> [Problem]: Quote every line as written. Omit pictures.
====== Supplied entries ======
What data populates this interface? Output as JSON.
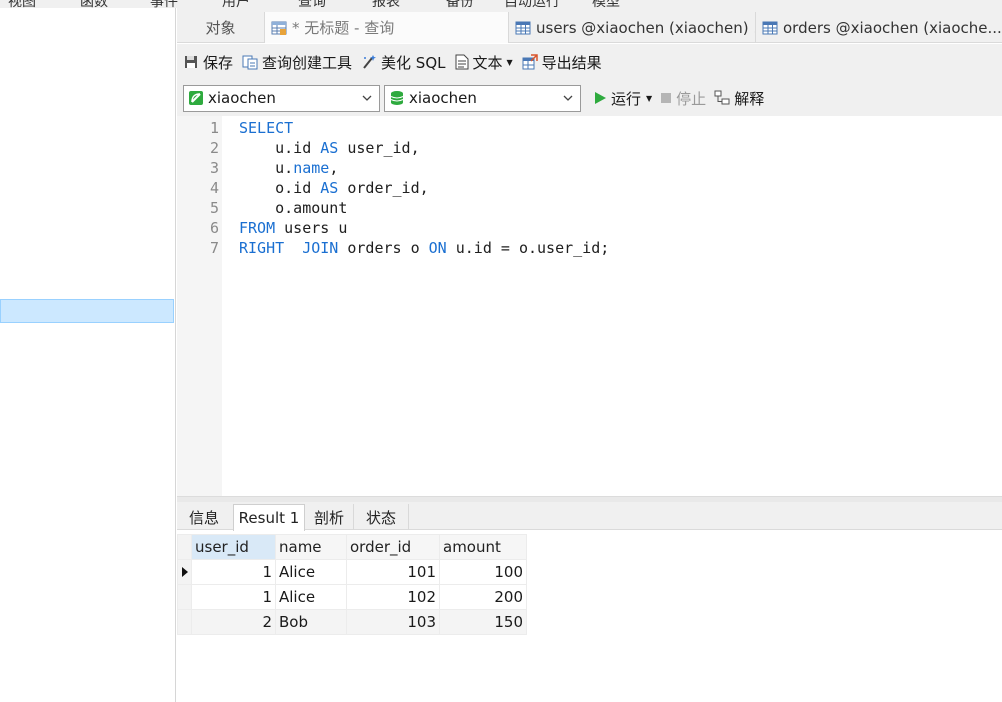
{
  "menubar": {
    "items": [
      "视图",
      "函数",
      "事件",
      "用户",
      "查询",
      "报表",
      "备份",
      "自动运行",
      "模型"
    ]
  },
  "tabs": [
    {
      "label": "对象",
      "icon": "none"
    },
    {
      "label": "* 无标题 - 查询",
      "icon": "query-grid-icon"
    },
    {
      "label": "users @xiaochen (xiaochen) ...",
      "icon": "table-icon"
    },
    {
      "label": "orders @xiaochen (xiaoche...",
      "icon": "table-icon"
    }
  ],
  "toolbar": {
    "save": "保存",
    "query_builder": "查询创建工具",
    "beautify": "美化 SQL",
    "text": "文本",
    "export": "导出结果"
  },
  "toolbar2": {
    "connection": "xiaochen",
    "database": "xiaochen",
    "run": "运行",
    "stop": "停止",
    "explain": "解释"
  },
  "editor": {
    "lines": [
      {
        "n": "1",
        "segs": [
          [
            "kw",
            "SELECT"
          ]
        ]
      },
      {
        "n": "2",
        "segs": [
          [
            "",
            "    u.id "
          ],
          [
            "kw",
            "AS"
          ],
          [
            "",
            " user_id,"
          ]
        ]
      },
      {
        "n": "3",
        "segs": [
          [
            "",
            "    u."
          ],
          [
            "kw",
            "name"
          ],
          [
            "",
            ","
          ]
        ]
      },
      {
        "n": "4",
        "segs": [
          [
            "",
            "    o.id "
          ],
          [
            "kw",
            "AS"
          ],
          [
            "",
            " order_id,"
          ]
        ]
      },
      {
        "n": "5",
        "segs": [
          [
            "",
            "    o.amount"
          ]
        ]
      },
      {
        "n": "6",
        "segs": [
          [
            "kw",
            "FROM"
          ],
          [
            "",
            " users u"
          ]
        ]
      },
      {
        "n": "7",
        "segs": [
          [
            "kw",
            "RIGHT"
          ],
          [
            "",
            "  "
          ],
          [
            "kw",
            "JOIN"
          ],
          [
            "",
            " orders o "
          ],
          [
            "kw",
            "ON"
          ],
          [
            "",
            " u.id = o.user_id;"
          ]
        ]
      }
    ]
  },
  "result_tabs": {
    "info": "信息",
    "result": "Result 1",
    "profile": "剖析",
    "status": "状态"
  },
  "grid": {
    "columns": [
      "user_id",
      "name",
      "order_id",
      "amount"
    ],
    "rows": [
      [
        "1",
        "Alice",
        "101",
        "100"
      ],
      [
        "1",
        "Alice",
        "102",
        "200"
      ],
      [
        "2",
        "Bob",
        "103",
        "150"
      ]
    ]
  },
  "colors": {
    "keyword": "#1a6fd1",
    "selection": "#cce8ff",
    "run_green": "#2eaa3e"
  }
}
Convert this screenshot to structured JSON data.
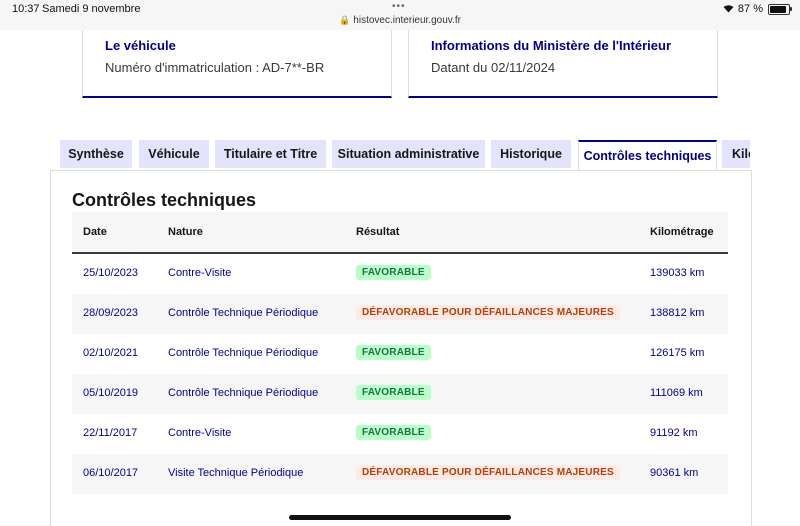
{
  "statusbar": {
    "time": "10:37",
    "date": "Samedi 9 novembre",
    "url": "histovec.interieur.gouv.fr",
    "battery": "87 %",
    "battery_level_percent": 87
  },
  "cards": [
    {
      "title": "Le véhicule",
      "text": "Numéro d'immatriculation : AD-7**-BR"
    },
    {
      "title": "Informations du Ministère de l'Intérieur",
      "text": "Datant du 02/11/2024"
    }
  ],
  "tabs": [
    {
      "label": "Synthèse"
    },
    {
      "label": "Véhicule"
    },
    {
      "label": "Titulaire et Titre"
    },
    {
      "label": "Situation administrative"
    },
    {
      "label": "Historique"
    },
    {
      "label": "Contrôles techniques"
    },
    {
      "label": "Kilo"
    }
  ],
  "section": {
    "title": "Contrôles techniques",
    "columns": [
      "Date",
      "Nature",
      "Résultat",
      "Kilométrage"
    ],
    "rows": [
      {
        "date": "25/10/2023",
        "nature": "Contre-Visite",
        "result": "FAVORABLE",
        "status": "ok",
        "km": "139033 km"
      },
      {
        "date": "28/09/2023",
        "nature": "Contrôle Technique Périodique",
        "result": "DÉFAVORABLE POUR DÉFAILLANCES MAJEURES",
        "status": "ko",
        "km": "138812 km"
      },
      {
        "date": "02/10/2021",
        "nature": "Contrôle Technique Périodique",
        "result": "FAVORABLE",
        "status": "ok",
        "km": "126175 km"
      },
      {
        "date": "05/10/2019",
        "nature": "Contrôle Technique Périodique",
        "result": "FAVORABLE",
        "status": "ok",
        "km": "111069 km"
      },
      {
        "date": "22/11/2017",
        "nature": "Contre-Visite",
        "result": "FAVORABLE",
        "status": "ok",
        "km": "91192 km"
      },
      {
        "date": "06/10/2017",
        "nature": "Visite Technique Périodique",
        "result": "DÉFAVORABLE POUR DÉFAILLANCES MAJEURES",
        "status": "ko",
        "km": "90361 km"
      }
    ]
  },
  "colors": {
    "primary": "#000091",
    "tab_background": "#e3e3fd",
    "success_bg": "#b8fec9",
    "success_text": "#18753c",
    "error_bg": "#ffe9e6",
    "error_text": "#b34000"
  }
}
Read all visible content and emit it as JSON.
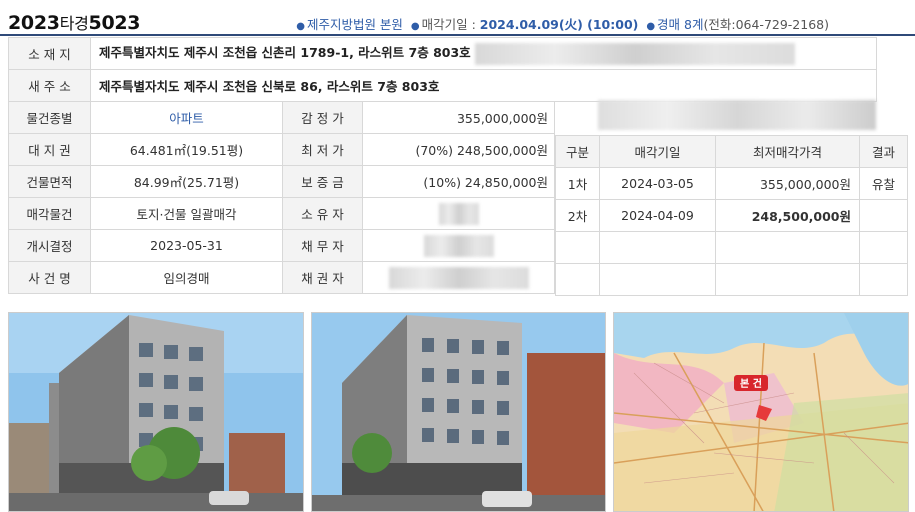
{
  "header": {
    "case_year": "2023",
    "case_type": "타경",
    "case_num": "5023",
    "court": "제주지방법원 본원",
    "sale_date_label": "매각기일 : ",
    "sale_date": "2024.04.09(火) (10:00)",
    "dept": "경매 8계",
    "phone": "(전화:064-729-2168)"
  },
  "info": {
    "location_label": "소 재 지",
    "location": "제주특별자치도 제주시 조천읍 신촌리 1789-1, 라스위트 7층 803호",
    "new_addr_label": "새 주 소",
    "new_addr": "제주특별자치도 제주시 조천읍 신북로 86, 라스위트 7층 803호",
    "type_label": "물건종별",
    "type": "아파트",
    "appraisal_label": "감 정 가",
    "appraisal": "355,000,000원",
    "land_label": "대 지 권",
    "land": "64.481㎡(19.51평)",
    "min_label": "최 저 가",
    "min": "(70%) 248,500,000원",
    "area_label": "건물면적",
    "area": "84.99㎡(25.71평)",
    "deposit_label": "보 증 금",
    "deposit": "(10%) 24,850,000원",
    "sale_obj_label": "매각물건",
    "sale_obj": "토지·건물 일괄매각",
    "owner_label": "소 유 자",
    "start_label": "개시결정",
    "start": "2023-05-31",
    "debtor_label": "채 무 자",
    "case_name_label": "사 건 명",
    "case_name": "임의경매",
    "creditor_label": "채 권 자"
  },
  "history": {
    "headers": [
      "구분",
      "매각기일",
      "최저매각가격",
      "결과"
    ],
    "rows": [
      {
        "round": "1차",
        "date": "2024-03-05",
        "price": "355,000,000원",
        "result": "유찰"
      },
      {
        "round": "2차",
        "date": "2024-04-09",
        "price": "248,500,000원",
        "result": ""
      }
    ]
  },
  "map": {
    "label": "본 건"
  },
  "colors": {
    "accent": "#2f5da8",
    "border": "#2f4a79",
    "label_bg": "#f3f3f3"
  }
}
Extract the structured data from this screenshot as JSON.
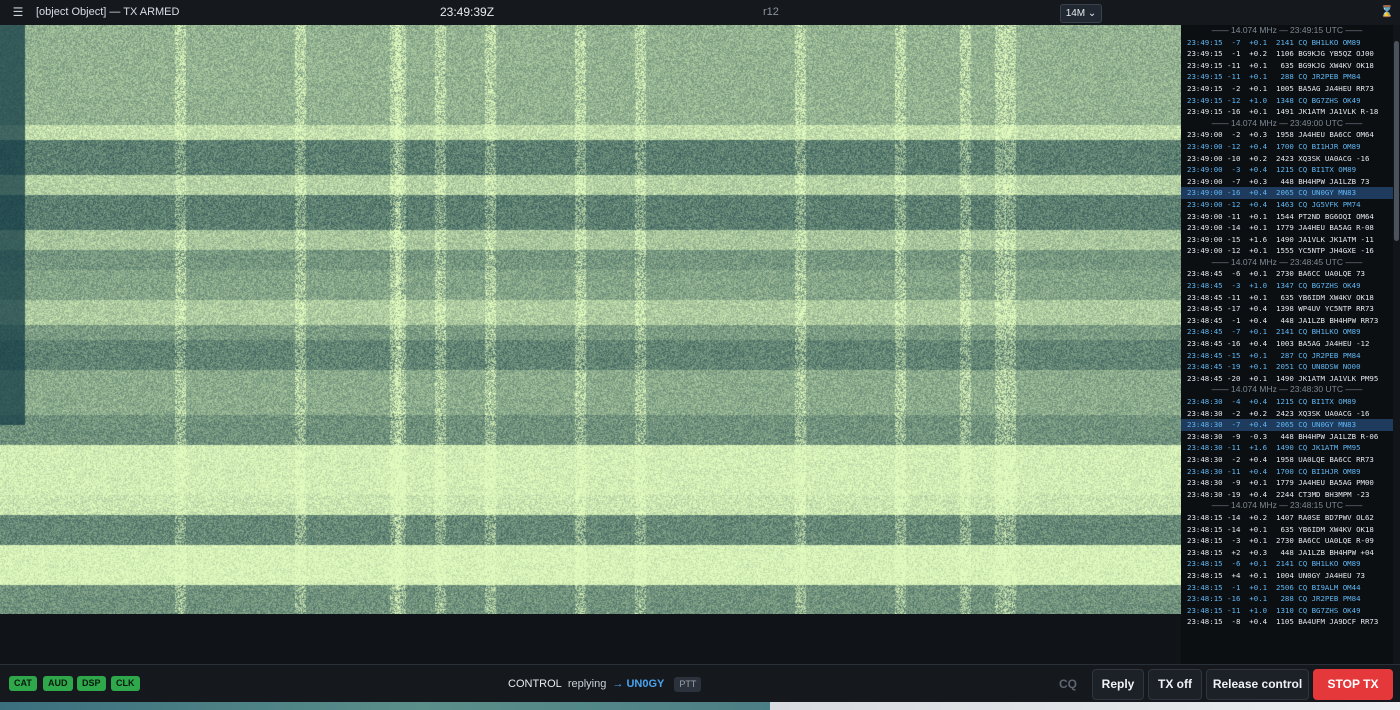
======
> [Exercise solution]:
What data populates this interface? Output as JSON.
{
  "menubar": {
    "items": [
      "视图",
      "函数",
      "事件",
      "用户",
      "查询",
      "报表",
      "备份",
      "自动运行",
      "模型"
    ]
  },
  "tabs": [
    {
      "label": "对象",
      "icon": "none"
    },
    {
      "label": "* 无标题 - 查询",
      "icon": "query-grid-icon"
    },
    {
      "label": "users @xiaochen (xiaochen) ...",
      "icon": "table-icon"
    },
    {
      "label": "orders @xiaochen (xiaoche...",
      "icon": "table-icon"
    }
  ],
  "toolbar": {
    "save": "保存",
    "query_builder": "查询创建工具",
    "beautify": "美化 SQL",
    "text": "文本",
    "export": "导出结果"
  },
  "toolbar2": {
    "connection": "xiaochen",
    "database": "xiaochen",
    "run": "运行",
    "stop": "停止",
    "explain": "解释"
  },
  "editor": {
    "lines": [
      {
        "n": "1",
        "segs": [
          [
            "kw",
            "SELECT"
          ]
        ]
      },
      {
        "n": "2",
        "segs": [
          [
            "",
            "    u.id "
          ],
          [
            "kw",
            "AS"
          ],
          [
            "",
            " user_id,"
          ]
        ]
      },
      {
        "n": "3",
        "segs": [
          [
            "",
            "    u."
          ],
          [
            "kw",
            "name"
          ],
          [
            "",
            ","
          ]
        ]
      },
      {
        "n": "4",
        "segs": [
          [
            "",
            "    o.id "
          ],
          [
            "kw",
            "AS"
          ],
          [
            "",
            " order_id,"
          ]
        ]
      },
      {
        "n": "5",
        "segs": [
          [
            "",
            "    o.amount"
          ]
        ]
      },
      {
        "n": "6",
        "segs": [
          [
            "kw",
            "FROM"
          ],
          [
            "",
            " users u"
          ]
        ]
      },
      {
        "n": "7",
        "segs": [
          [
            "kw",
            "RIGHT"
          ],
          [
            "",
            "  "
          ],
          [
            "kw",
            "JOIN"
          ],
          [
            "",
            " orders o "
          ],
          [
            "kw",
            "ON"
          ],
          [
            "",
            " u.id = o.user_id;"
          ]
        ]
      }
    ]
  },
  "result_tabs": {
    "info": "信息",
    "result": "Result 1",
    "profile": "剖析",
    "status": "状态"
  },
  "grid": {
    "columns": [
      "user_id",
      "name",
      "order_id",
      "amount"
    ],
    "rows": [
      [
        "1",
        "Alice",
        "101",
        "100"
      ],
      [
        "1",
        "Alice",
        "102",
        "200"
      ],
      [
        "2",
        "Bob",
        "103",
        "150"
      ]
    ]
  },
  "colors": {
    "keyword": "#1a6fd1",
    "selection": "#cce8ff",
    "run_green": "#2eaa3e"
  }
}
Convert this screenshot to structured JSON data.
{
  "statusbar": {
    "time": "10:37",
    "date": "Samedi 9 novembre",
    "url": "histovec.interieur.gouv.fr",
    "battery": "87 %",
    "battery_level_percent": 87
  },
  "cards": [
    {
      "title": "Le véhicule",
      "text": "Numéro d'immatriculation : AD-7**-BR"
    },
    {
      "title": "Informations du Ministère de l'Intérieur",
      "text": "Datant du 02/11/2024"
    }
  ],
  "tabs": [
    {
      "label": "Synthèse"
    },
    {
      "label": "Véhicule"
    },
    {
      "label": "Titulaire et Titre"
    },
    {
      "label": "Situation administrative"
    },
    {
      "label": "Historique"
    },
    {
      "label": "Contrôles techniques"
    },
    {
      "label": "Kilo"
    }
  ],
  "section": {
    "title": "Contrôles techniques",
    "columns": [
      "Date",
      "Nature",
      "Résultat",
      "Kilométrage"
    ],
    "rows": [
      {
        "date": "25/10/2023",
        "nature": "Contre-Visite",
        "result": "FAVORABLE",
        "status": "ok",
        "km": "139033 km"
      },
      {
        "date": "28/09/2023",
        "nature": "Contrôle Technique Périodique",
        "result": "DÉFAVORABLE POUR DÉFAILLANCES MAJEURES",
        "status": "ko",
        "km": "138812 km"
      },
      {
        "date": "02/10/2021",
        "nature": "Contrôle Technique Périodique",
        "result": "FAVORABLE",
        "status": "ok",
        "km": "126175 km"
      },
      {
        "date": "05/10/2019",
        "nature": "Contrôle Technique Périodique",
        "result": "FAVORABLE",
        "status": "ok",
        "km": "111069 km"
      },
      {
        "date": "22/11/2017",
        "nature": "Contre-Visite",
        "result": "FAVORABLE",
        "status": "ok",
        "km": "91192 km"
      },
      {
        "date": "06/10/2017",
        "nature": "Visite Technique Périodique",
        "result": "DÉFAVORABLE POUR DÉFAILLANCES MAJEURES",
        "status": "ko",
        "km": "90361 km"
      }
    ]
  },
  "colors": {
    "primary": "#000091",
    "tab_background": "#e3e3fd",
    "success_bg": "#b8fec9",
    "success_text": "#18753c",
    "error_bg": "#ffe9e6",
    "error_text": "#b34000"
  }
}
Read all visible content and emit it as JSON.
{
  "header": {
    "case_year": "2023",
    "case_type": "타경",
    "case_num": "5023",
    "court": "제주지방법원 본원",
    "sale_date_label": "매각기일 : ",
    "sale_date": "2024.04.09(火) (10:00)",
    "dept": "경매 8계",
    "phone": "(전화:064-729-2168)"
  },
  "info": {
    "location_label": "소 재 지",
    "location": "제주특별자치도 제주시 조천읍 신촌리 1789-1, 라스위트 7층 803호",
    "new_addr_label": "새 주 소",
    "new_addr": "제주특별자치도 제주시 조천읍 신북로 86, 라스위트 7층 803호",
    "type_label": "물건종별",
    "type": "아파트",
    "appraisal_label": "감 정 가",
    "appraisal": "355,000,000원",
    "land_label": "대 지 권",
    "land": "64.481㎡(19.51평)",
    "min_label": "최 저 가",
    "min": "(70%) 248,500,000원",
    "area_label": "건물면적",
    "area": "84.99㎡(25.71평)",
    "deposit_label": "보 증 금",
    "deposit": "(10%) 24,850,000원",
    "sale_obj_label": "매각물건",
    "sale_obj": "토지·건물 일괄매각",
    "owner_label": "소 유 자",
    "start_label": "개시결정",
    "start": "2023-05-31",
    "debtor_label": "채 무 자",
    "case_name_label": "사 건 명",
    "case_name": "임의경매",
    "creditor_label": "채 권 자"
  },
  "history": {
    "headers": [
      "구분",
      "매각기일",
      "최저매각가격",
      "결과"
    ],
    "rows": [
      {
        "round": "1차",
        "date": "2024-03-05",
        "price": "355,000,000원",
        "result": "유찰"
      },
      {
        "round": "2차",
        "date": "2024-04-09",
        "price": "248,500,000원",
        "result": ""
      }
    ]
  },
  "map": {
    "label": "본 건"
  },
  "colors": {
    "accent": "#2f5da8",
    "border": "#2f4a79",
    "label_bg": "#f3f3f3"
  }
}
Extract the structured data from this screenshot as JSON.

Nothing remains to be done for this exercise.